### Page excerpt
-- Begin --

Though this is a purely enterprise point of view, I have mixed views on the move to cloud/vendor-hosted solutions. 

For legacy applications that were hosted on site at my place of work, I welcome an upgrade to vendor-hosted/cloud versions because the old ones were out of date and were a burden for us in the IT department when something broke. Moving to the cloud/vendor-hosted in my experience has improved simplicity for both our users and, more importantly, us in the IT dept. An added bonus is that the people hosting/maintaining the application are the ones who wrote it. So they can patch without bothering us and we have some confidence in their abilities. 

On the other hand, having Active Directory in the cloud is a notion that scares me. I feel better for things like that being on site. Perhaps it is my lack of experience with Azure AD, but I wouldn't like if that went down for some reason and there wouldn't be anything I could do about it. I think mission critical stuff can stay on prem for now.


----------



## lexluthermiester (Sep 2, 2019)

Boatvan said:


> On the other hand, having Active Directory in the cloud is a notion that scares me. I feel better for things like that being on site. Perhaps it is my lack of experience with Azure AD, but I wouldn't like if that went down for some reason and there wouldn't be anything I could do about it. I think mission critical stuff can stay on prem for now.


Been told that data loss can happen if the connection doesn't stay active. This another aspect of cloud storage that worries me.


----------



## Boatvan (Sep 2, 2019)

lexluthermiester said:


> Been told that data loss can happen if the connection doesn't stay active. This another aspect of cloud storage that worries me.


That does not give me warm fuzzies if you know what I mean... We have a cloud directory in Gsuite that syncs with AD nightly. Connection issues put a halt to this. If we ever get to a place where it can cache changes as a guaranteed fail safe,  I'd feel better. I honestly do not know much about cloud AD, but off the bat the notion is terrifying.


----------



## Solaris17 (Sep 2, 2019)

lexluthermiester said:


> Been told that data loss can happen if the connection doesn't stay active. This another aspect of cloud storage that worries me.



Not sure by who.



Boatvan said:


> That does not give me warm fuzzies if you know what I mean... We have a cloud directory in Gsuite that syncs with AD nightly. Connection issues put a halt to this. If we ever get to a place where it can cache changes as a guaranteed fail safe,  I'd feel better. I honestly do not know much about cloud AD, but off the bat the notion is terrifying.



Azure AD is for the _most_ part authentication only/MDM/SSO. Azure AD doesnt do GPO services so most environments link local DCs to the azure AD service. AFAIK in cases of link failure the local DC (since it is the one incrementing) is always authoritative. So Azure AD almost runs like a readonly-DC with out the usefulness of GPOs or software deployments.


----------



## Boatvan (Sep 2, 2019)

@Solaris17 I defer to more knowledgeable folks (like yourself) on that. If that is the case, I don't see too many issues then. 

I do present this then: Why switch? What is the benefit for the enterprise subscribing? Legit want to know. Thanks in advance.


----------



## Solaris17 (Sep 2, 2019)

Boatvan said:


> @Solaris17 I defer to more knowledgeable folks (like yourself) on that. If that is the case, I don't see too many issues then.
> 
> I do present this then: Why switch? What is the benefit for the enterprise subscribing? Legit want to know. Thanks in advance.

-- End --

### Recorded information
-- Begin --

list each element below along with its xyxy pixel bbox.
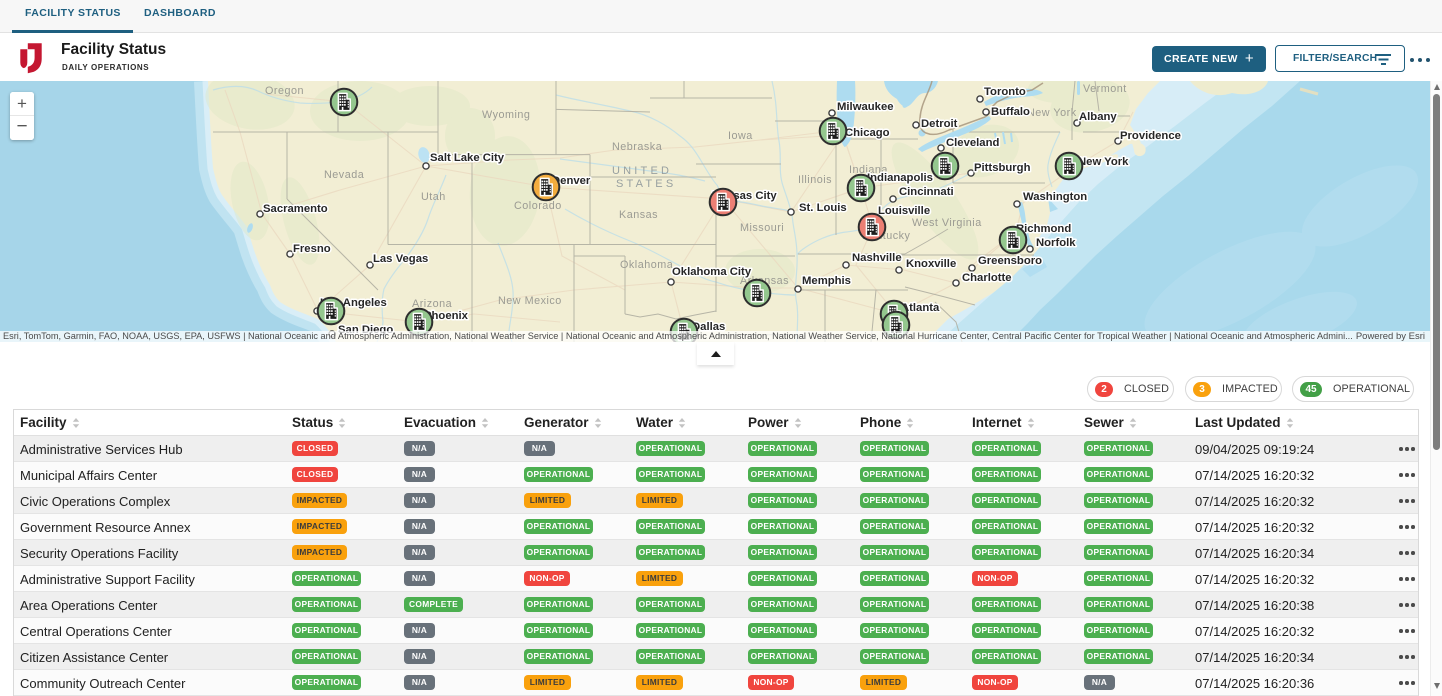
svg-text:Iowa: Iowa bbox=[728, 130, 753, 142]
svg-text:Indianapolis: Indianapolis bbox=[867, 172, 933, 184]
svg-text:Memphis: Memphis bbox=[802, 275, 851, 287]
svg-text:Nashville: Nashville bbox=[852, 252, 902, 264]
svg-text:Albany: Albany bbox=[1079, 111, 1117, 123]
svg-text:Nevada: Nevada bbox=[324, 169, 364, 181]
svg-text:Milwaukee: Milwaukee bbox=[837, 101, 894, 113]
svg-text:UNITED: UNITED bbox=[612, 165, 672, 177]
svg-text:Kansas: Kansas bbox=[619, 209, 658, 221]
svg-text:Louisville: Louisville bbox=[878, 205, 930, 217]
svg-text:STATES: STATES bbox=[616, 178, 676, 190]
svg-text:Las Vegas: Las Vegas bbox=[373, 253, 428, 265]
svg-text:Sacramento: Sacramento bbox=[263, 203, 328, 215]
svg-text:St. Louis: St. Louis bbox=[799, 202, 847, 214]
svg-text:Dallas: Dallas bbox=[692, 321, 725, 333]
svg-text:New York: New York bbox=[1027, 107, 1077, 119]
svg-text:Buffalo: Buffalo bbox=[991, 106, 1030, 118]
svg-text:Oregon: Oregon bbox=[265, 85, 304, 97]
svg-text:Detroit: Detroit bbox=[921, 118, 958, 130]
svg-text:Nebraska: Nebraska bbox=[612, 141, 662, 153]
svg-text:Chicago: Chicago bbox=[845, 127, 890, 139]
svg-text:Cincinnati: Cincinnati bbox=[899, 186, 954, 198]
svg-text:New Mexico: New Mexico bbox=[498, 295, 562, 307]
svg-text:Greensboro: Greensboro bbox=[978, 255, 1042, 267]
svg-text:Cleveland: Cleveland bbox=[946, 137, 999, 149]
svg-text:Illinois: Illinois bbox=[798, 174, 832, 186]
svg-text:Oklahoma City: Oklahoma City bbox=[672, 266, 752, 278]
svg-text:Missouri: Missouri bbox=[740, 222, 784, 234]
svg-text:Utah: Utah bbox=[421, 191, 446, 203]
svg-text:Wyoming: Wyoming bbox=[482, 109, 530, 121]
svg-text:Toronto: Toronto bbox=[984, 86, 1026, 98]
svg-text:New York: New York bbox=[1078, 156, 1129, 168]
svg-text:Charlotte: Charlotte bbox=[962, 272, 1012, 284]
svg-text:Providence: Providence bbox=[1120, 130, 1181, 142]
svg-text:Phoenix: Phoenix bbox=[424, 310, 469, 322]
svg-text:Indiana: Indiana bbox=[849, 164, 888, 176]
svg-text:Colorado: Colorado bbox=[514, 200, 562, 212]
svg-text:Knoxville: Knoxville bbox=[906, 258, 956, 270]
svg-text:West Virginia: West Virginia bbox=[912, 217, 982, 229]
svg-text:Denver: Denver bbox=[552, 175, 591, 187]
svg-text:Norfolk: Norfolk bbox=[1036, 237, 1076, 249]
svg-text:Atlanta: Atlanta bbox=[901, 302, 940, 314]
svg-text:Washington: Washington bbox=[1023, 191, 1087, 203]
svg-text:Arizona: Arizona bbox=[412, 298, 452, 310]
svg-text:Salt Lake City: Salt Lake City bbox=[430, 152, 505, 164]
svg-text:Pittsburgh: Pittsburgh bbox=[974, 162, 1031, 174]
svg-text:Richmond: Richmond bbox=[1016, 223, 1071, 235]
svg-text:Fresno: Fresno bbox=[293, 243, 331, 255]
svg-text:Oklahoma: Oklahoma bbox=[620, 259, 673, 271]
svg-text:Vermont: Vermont bbox=[1083, 83, 1127, 95]
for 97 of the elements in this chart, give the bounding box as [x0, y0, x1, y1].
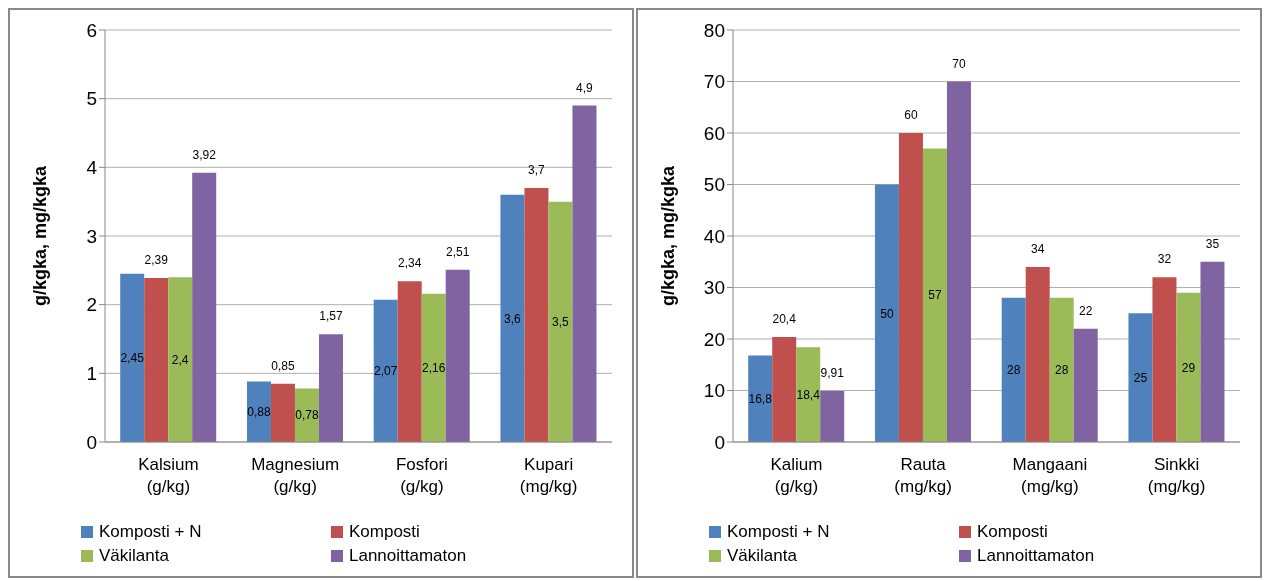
y-tick-label: 80 — [703, 19, 725, 41]
legend-label: Komposti + N — [727, 522, 830, 542]
y-tick-label: 0 — [86, 431, 97, 453]
x-tick-label: Kupari (mg/kg) — [519, 455, 578, 496]
x-tick-label: Kalsium (g/kg) — [138, 455, 199, 496]
bar — [318, 334, 343, 442]
data-label: 0,85 — [271, 358, 295, 373]
data-label: 16,8 — [748, 392, 773, 406]
data-label: 9,91 — [820, 365, 845, 380]
data-label: 57 — [928, 288, 942, 303]
bar — [1176, 292, 1201, 442]
y-tick-label: 2 — [86, 294, 97, 316]
y-tick-label: 5 — [86, 88, 97, 110]
bar — [548, 201, 573, 442]
data-label: 35 — [1205, 236, 1220, 251]
bar — [1152, 277, 1177, 442]
bar — [572, 105, 597, 442]
data-label: 2,4 — [171, 352, 189, 367]
bar — [1025, 266, 1050, 442]
data-label: 4,9 — [576, 80, 594, 95]
y-tick-label: 10 — [703, 380, 725, 402]
data-label: 0,78 — [295, 408, 319, 423]
bar — [772, 336, 797, 442]
x-tick-label: Kalium (g/kg) — [770, 455, 823, 496]
x-tick-label: Magnesium (g/kg) — [251, 455, 340, 496]
y-axis-title: g/kgka, mg/kgka — [658, 164, 679, 307]
x-tick-label: Mangaani (mg/kg) — [1012, 455, 1088, 496]
data-label: 25 — [1133, 370, 1148, 385]
bar — [1049, 297, 1074, 442]
data-label: 2,16 — [422, 361, 446, 376]
data-label: 0,88 — [247, 405, 271, 420]
data-label: 2,07 — [374, 364, 398, 379]
x-tick-label: Sinkki (mg/kg) — [1147, 455, 1206, 496]
bar — [270, 383, 295, 442]
data-label: 18,4 — [796, 387, 821, 402]
y-tick-label: 20 — [703, 328, 725, 350]
data-label: 60 — [904, 108, 918, 122]
bar — [1001, 297, 1026, 442]
y-tick-label: 60 — [703, 122, 725, 144]
bar — [748, 355, 773, 442]
data-label: 3,92 — [192, 147, 217, 162]
bar — [796, 347, 821, 442]
y-tick-label: 30 — [703, 277, 725, 299]
bar — [120, 273, 145, 442]
bar — [1128, 313, 1153, 442]
bar — [874, 184, 899, 442]
y-tick-label: 1 — [86, 363, 97, 385]
data-label: 22 — [1079, 303, 1093, 318]
legend-label: Väkilanta — [99, 546, 169, 566]
data-label: 34 — [1031, 241, 1045, 256]
bar — [397, 281, 422, 442]
bar — [1200, 261, 1225, 442]
bar — [445, 269, 470, 442]
data-label: 2,34 — [398, 256, 422, 271]
data-label: 70 — [952, 56, 966, 71]
legend-label: Komposti — [349, 522, 420, 542]
bar — [1073, 328, 1098, 442]
data-label: 2,45 — [120, 351, 145, 366]
y-tick-label: 70 — [703, 71, 725, 93]
y-tick-label: 3 — [86, 225, 97, 247]
legend-label: Komposti + N — [99, 522, 202, 542]
y-tick-label: 6 — [86, 19, 97, 41]
data-label: 28 — [1055, 363, 1069, 378]
bar — [144, 277, 169, 442]
bar — [500, 194, 525, 442]
legend-label: Väkilanta — [727, 546, 797, 566]
bar — [294, 388, 319, 442]
data-label: 3,7 — [528, 162, 546, 177]
bar — [946, 81, 971, 442]
data-label: 2,51 — [446, 244, 470, 259]
data-label: 32 — [1157, 252, 1172, 267]
data-label: 2,39 — [144, 252, 169, 267]
data-label: 3,6 — [504, 311, 522, 326]
data-label: 50 — [880, 306, 894, 321]
data-label: 28 — [1007, 363, 1021, 378]
x-tick-label: Fosfori (g/kg) — [395, 455, 448, 496]
y-tick-label: 40 — [703, 225, 725, 247]
y-tick-label: 0 — [714, 431, 725, 453]
y-tick-label: 50 — [703, 174, 725, 196]
bar — [922, 148, 947, 442]
data-label: 1,57 — [319, 309, 343, 324]
bar — [524, 187, 549, 442]
bar — [898, 133, 923, 442]
bar — [192, 172, 217, 442]
data-label: 3,5 — [552, 315, 570, 330]
x-tick-label: Rauta (mg/kg) — [894, 455, 952, 496]
legend-label: Lannoittamaton — [349, 546, 467, 566]
y-axis-title: g/kgka, mg/kgka — [30, 164, 51, 307]
legend-label: Lannoittamaton — [977, 546, 1095, 566]
data-label: 20,4 — [772, 311, 797, 326]
bar — [373, 299, 398, 442]
bar — [820, 390, 845, 442]
data-label: 29 — [1181, 360, 1196, 375]
y-tick-label: 4 — [86, 157, 98, 179]
legend-label: Komposti — [977, 522, 1048, 542]
bar — [168, 277, 193, 442]
bar — [421, 293, 446, 442]
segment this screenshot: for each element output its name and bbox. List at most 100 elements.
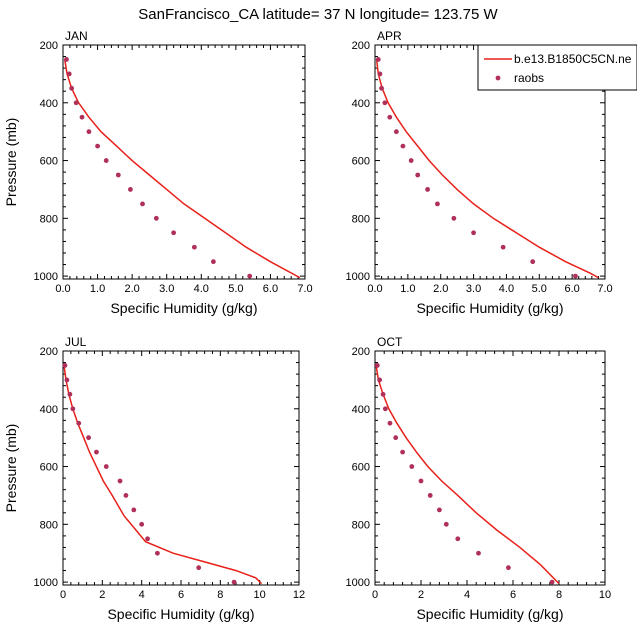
y-tick-label: 600 (352, 462, 370, 474)
obs-point (155, 550, 160, 556)
x-tick-label: 8 (556, 589, 562, 601)
plot-frame (62, 350, 300, 586)
legend-obs-swatch (495, 75, 501, 81)
x-tick-label: 2 (99, 589, 105, 601)
model-series-line (63, 365, 263, 585)
obs-point (549, 579, 555, 585)
obs-point (86, 435, 91, 441)
y-tick-label: 200 (40, 40, 58, 52)
model-series-line (375, 365, 560, 585)
x-tick-label: 4.0 (499, 283, 514, 295)
obs-point (95, 143, 100, 149)
panel-label: OCT (377, 335, 403, 349)
obs-point (435, 201, 440, 207)
obs-point (86, 129, 92, 135)
y-tick-label: 1000 (346, 271, 370, 283)
obs-point (374, 363, 380, 368)
obs-point (103, 158, 109, 163)
y-tick-label: 200 (40, 346, 58, 358)
obs-point (128, 187, 133, 192)
obs-point (64, 377, 70, 383)
x-tick-label: 7.0 (297, 283, 312, 295)
obs-point (62, 363, 68, 368)
obs-point (379, 85, 384, 91)
x-tick-label: 3.0 (159, 283, 174, 295)
x-tick-label: 2 (418, 589, 424, 601)
x-tick-label: 6.0 (564, 283, 579, 295)
obs-point (377, 377, 382, 383)
x-tick-label: 5.0 (532, 283, 547, 295)
obs-point (210, 259, 216, 265)
x-tick-label: 10 (599, 589, 611, 601)
obs-point (573, 273, 578, 279)
obs-point (94, 449, 99, 455)
obs-point (231, 579, 237, 585)
x-tick-label: 6 (510, 589, 516, 601)
obs-point (375, 57, 381, 62)
panel-jul: JUL 0 2 4 6 8 10 12 200 400 600 800 1000 Specific Hum… (3, 335, 305, 622)
x-tick-label: 10 (254, 589, 266, 601)
obs-point (131, 507, 137, 513)
x-tick-label: 0 (60, 589, 66, 601)
x-tick-label: 2.0 (433, 283, 448, 295)
panel-label: JAN (65, 29, 88, 43)
y-tick-label: 800 (352, 213, 370, 225)
panel-apr: APR 0.0 1.0 2.0 3.0 4.0 5.0 6.0 7.0 200 400 600 800 1… (346, 29, 637, 316)
obs-point (79, 114, 85, 120)
legend-box (477, 44, 637, 91)
obs-point (530, 259, 536, 265)
y-tick-label: 400 (40, 404, 58, 416)
y-tick-label: 600 (40, 462, 58, 474)
obs-point (196, 565, 202, 571)
x-tick-label: 1.0 (400, 283, 415, 295)
x-axis-label: Specific Humidity (g/kg) (110, 300, 257, 316)
x-tick-label: 4.0 (194, 283, 209, 295)
obs-point (408, 158, 414, 163)
panel-label: JUL (65, 335, 87, 349)
figure-title: SanFrancisco_CA latitude= 37 N longitude… (138, 6, 498, 23)
obs-point (506, 565, 511, 571)
y-axis-label: Pressure (mb) (3, 424, 19, 513)
y-tick-label: 600 (352, 156, 370, 168)
obs-point (455, 536, 461, 542)
obs-point (443, 521, 449, 527)
x-tick-label: 0.0 (367, 283, 382, 295)
y-tick-label: 400 (352, 404, 370, 416)
obs-point (393, 435, 399, 441)
obs-point (451, 215, 457, 221)
model-series-line (375, 59, 599, 279)
x-tick-label: 6 (178, 589, 184, 601)
obs-point (123, 493, 129, 498)
x-axis-label: Specific Humidity (g/kg) (416, 300, 563, 316)
obs-point (69, 85, 75, 91)
obs-point (66, 71, 72, 77)
obs-point (171, 230, 177, 236)
plot-frame (374, 350, 606, 586)
y-tick-label: 800 (40, 519, 58, 531)
x-tick-label: 8 (217, 589, 223, 601)
y-tick-label: 200 (352, 346, 370, 358)
obs-point (387, 114, 393, 120)
obs-point (476, 550, 481, 556)
model-series-line (63, 59, 301, 279)
y-tick-label: 1000 (34, 271, 58, 283)
obs-point (382, 406, 388, 412)
obs-point (400, 449, 405, 455)
obs-point (73, 100, 79, 106)
legend-model-label: b.e13.B1850C5CN.ne (514, 52, 632, 66)
x-tick-label: 0 (372, 589, 378, 601)
obs-point (115, 172, 121, 178)
obs-point (427, 493, 433, 498)
x-tick-label: 7.0 (597, 283, 612, 295)
obs-point (191, 244, 197, 250)
obs-point (400, 143, 406, 149)
x-tick-label: 5.0 (228, 283, 243, 295)
x-tick-label: 12 (293, 589, 305, 601)
y-tick-label: 1000 (34, 577, 58, 589)
obs-point (409, 464, 415, 469)
obs-point (117, 478, 123, 484)
y-tick-label: 800 (352, 519, 370, 531)
obs-point (76, 420, 82, 426)
x-tick-label: 3.0 (466, 283, 481, 295)
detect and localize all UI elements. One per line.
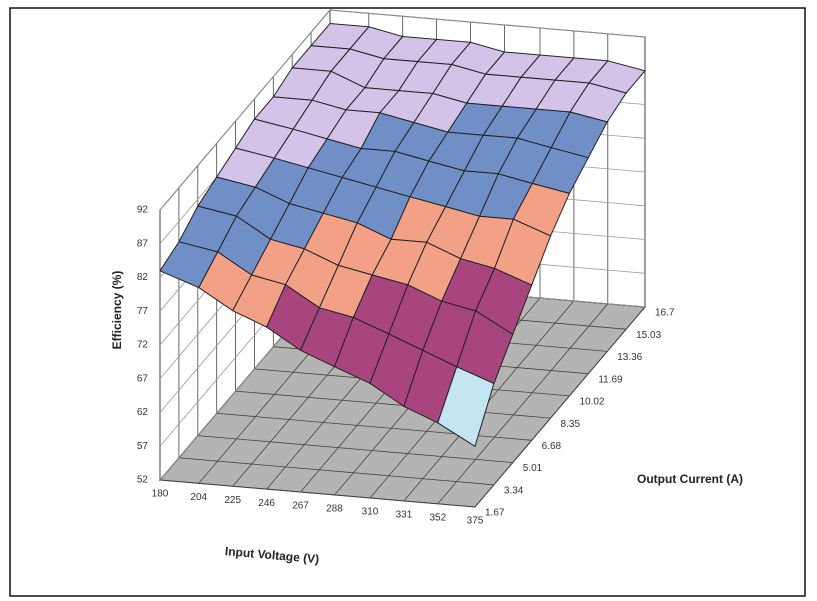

-- End --

### Parts of the exercise
1) Reproduce the passage of the forum thread on cloud hosting starting with "Not sure by" and going on through "or software deployments.".
2) From the rows, present as a JSON list of strings, one per line, only the lines starting with the line with "y-tick-label: 600 (352, 462, 370, 474)" and going on through the line with "obs-point (573, 273, 578, 279)". Leave out blank lines.

### Solution set
1)
Not sure by who.



Boatvan said:


> That does not give me warm fuzzies if you know what I mean... We have a cloud directory in Gsuite that syncs with AD nightly. Connection issues put a halt to this. If we ever get to a place where it can cache changes as a guaranteed fail safe,  I'd feel better. I honestly do not know much about cloud AD, but off the bat the notion is terrifying.



Azure AD is for the _most_ part authentication only/MDM/SSO. Azure AD doesnt do GPO services so most environments link local DCs to the azure AD service. AFAIK in cases of link failure the local DC (since it is the one incrementing) is always authoritative. So Azure AD almost runs like a readonly-DC with out the usefulness of GPOs or software deployments.

2)
[
  "y-tick-label: 600 (352, 462, 370, 474)",
  "obs-point (155, 550, 160, 556)",
  "x-tick-label: 8 (556, 589, 562, 601)",
  "plot-frame (62, 350, 300, 586)",
  "legend-obs-swatch (495, 75, 501, 81)",
  "x-tick-label: 2 (99, 589, 105, 601)",
  "model-series-line (63, 365, 263, 585)",
  "obs-point (549, 579, 555, 585)",
  "obs-point (86, 435, 91, 441)",
  "y-tick-label: 200 (40, 40, 58, 52)",
  "model-series-line (375, 365, 560, 585)",
  "x-tick-label: 4.0 (499, 283, 514, 295)",
  "obs-point (95, 143, 100, 149)",
  "panel-label: OCT (377, 335, 403, 349)",
  "obs-point (435, 201, 440, 207)",
  "obs-point (86, 129, 92, 135)",
  "y-tick-label: 1000 (346, 271, 370, 283)",
  "obs-point (374, 363, 380, 368)",
  "obs-point (103, 158, 109, 163)",
  "y-tick-label: 200 (40, 346, 58, 358)",
  "obs-point (128, 187, 133, 192)",
  "obs-point (64, 377, 70, 383)",
  "x-tick-label: 7.0 (297, 283, 312, 295)",
  "obs-point (62, 363, 68, 368)",
  "obs-point (379, 85, 384, 91)",
  "x-tick-label: 3.0 (159, 283, 174, 295)",
  "x-tick-label: 2 (418, 589, 424, 601)",
  "x-tick-label: 6.0 (564, 283, 579, 295)",
  "obs-point (377, 377, 382, 383)",
  "x-tick-label: 5.0 (532, 283, 547, 295)",
  "obs-point (210, 259, 216, 265)",
  "x-tick-label: 10 (599, 589, 611, 601)",
  "obs-point (573, 273, 578, 279)"
]